This tool is therefore useful to stabilize and centralize the drill string to ensure optimum controlled drilling of a well bore.

FIG. 1 is a longitudinal sectional view of a non-rotating drill stem stabilizer and centralizer tool that is constructed in accordance with the present invention and represents the preferred embodiment thereof;

FIG. 2 is a sectional view of the stabilizer and centralizer element of the non-rotating drill stem stabilizer and centralizer tool of FIG. 1;

FIG. 3 is an elevational view of the stabilizer and centralizer element of the non-rotating drill stem stabilizer and centralizer tool of FIG. 1; and

FIGS. 4 and 5 are a sectional views of alternative embodiments of the present invention having an integral stabilizer element and a separable stabilizer mandrel.

Requirements ▸
a) Decide whether each statement below agrees with the stabilizer text, and answer yes or no for each, quoting the words from that text that decide it: (i) FIG. 1 is a longitudinal sectional view of the tool. (ii) FIG. 3 is a sectional view of the stabilizer and centralizer element. (iii) FIGS. 4 and 5 show alternative embodiments that have a separable stabilizer mandrel.
b) Answer these questions using the stabilizer text:
(i) What kind of drilling is the tool meant to ensure?
(ii) Which figure represents the preferred embodiment?
(iii) What kind of stabilizer element do the embodiments in FIGS. 4 and 5 have?
c) Resume the stabilizer text, continuing after its final sentence about FIGS. 4 and 5.

Data segment ▸
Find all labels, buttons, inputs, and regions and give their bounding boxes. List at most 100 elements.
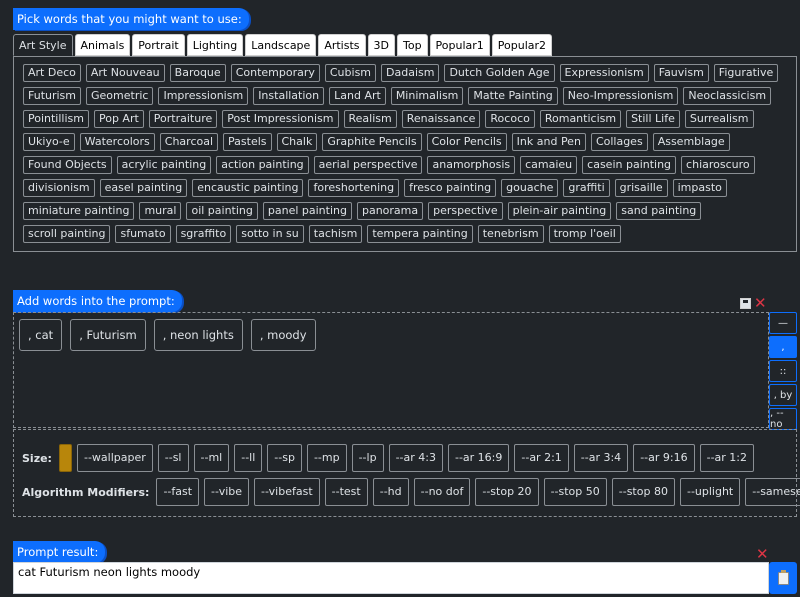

Solved tasks ▸
a)
(i) Yes: "FIG. 1 is a longitudinal sectional view of a non-rotating drill stem stabilizer and centralizer tool"
(ii) No: "FIG. 3 is an elevational view of the stabilizer and centralizer element"
(iii) Yes: "alternative embodiments of the present invention having an integral stabilizer element and a separable stabilizer mandrel"

b)
(i) Optimum controlled drilling of a well bore.
(ii) FIG. 1.
(iii) An integral stabilizer element.

c)
Referring now to the drawings and first to FIGS. 1 and 2, a non-rotating stabilizer constructed in accordance with the present invention is shown generally at 10 and incorporates an elongate tool mandrel shown generally at 12. For connection of the tool to a drill string, the mandrel 12 is provided with upper and lower drill collar sections 14 and 16 each defining conventional thread connections. The upper drill collar section 14 is a typical "box" connection having internal threads 18 for receiving the lower externally threaded "pin" connection of a section of drill stem. Likewise, the lower drill collar section 16 of the elongate mandrel is provided with a conventional externally threaded tapered pin connection 20 which is received by the internally threaded box connection at the upper end of a lower section of drill stem defining a section of the drill ring. The mandrel 12 thus becomes an integral, rotary and linear force-transmitting component of the drill string having a lower end to which a drill bit is connected for drilling into the earth formation upon rotation of the drill string by a drilling rig.

It is desirable in many cases to provide a drill string with one or more stabilizers or centralizes which may come into engagement with the wall of the well bore being drilled to centralize the drill string with respect to the well bore. Since rotary contact of a stabilizer with the well bore wall during drill string rotation is generally considered undesirable, the stabilizer should be rotatable with respect to the mandrel so that it will be essentially static within the well bore wall as the drill string and thus also the mandrel is rotated during well drilling activity. These desirable features are provided in the preferred embodiment by a stabilizer and centralizer element, shown generally at 22, which is positioned about an elongate generally cylindrical reduced diameter section 24 of the mandrel for relative rotation with respect thereto.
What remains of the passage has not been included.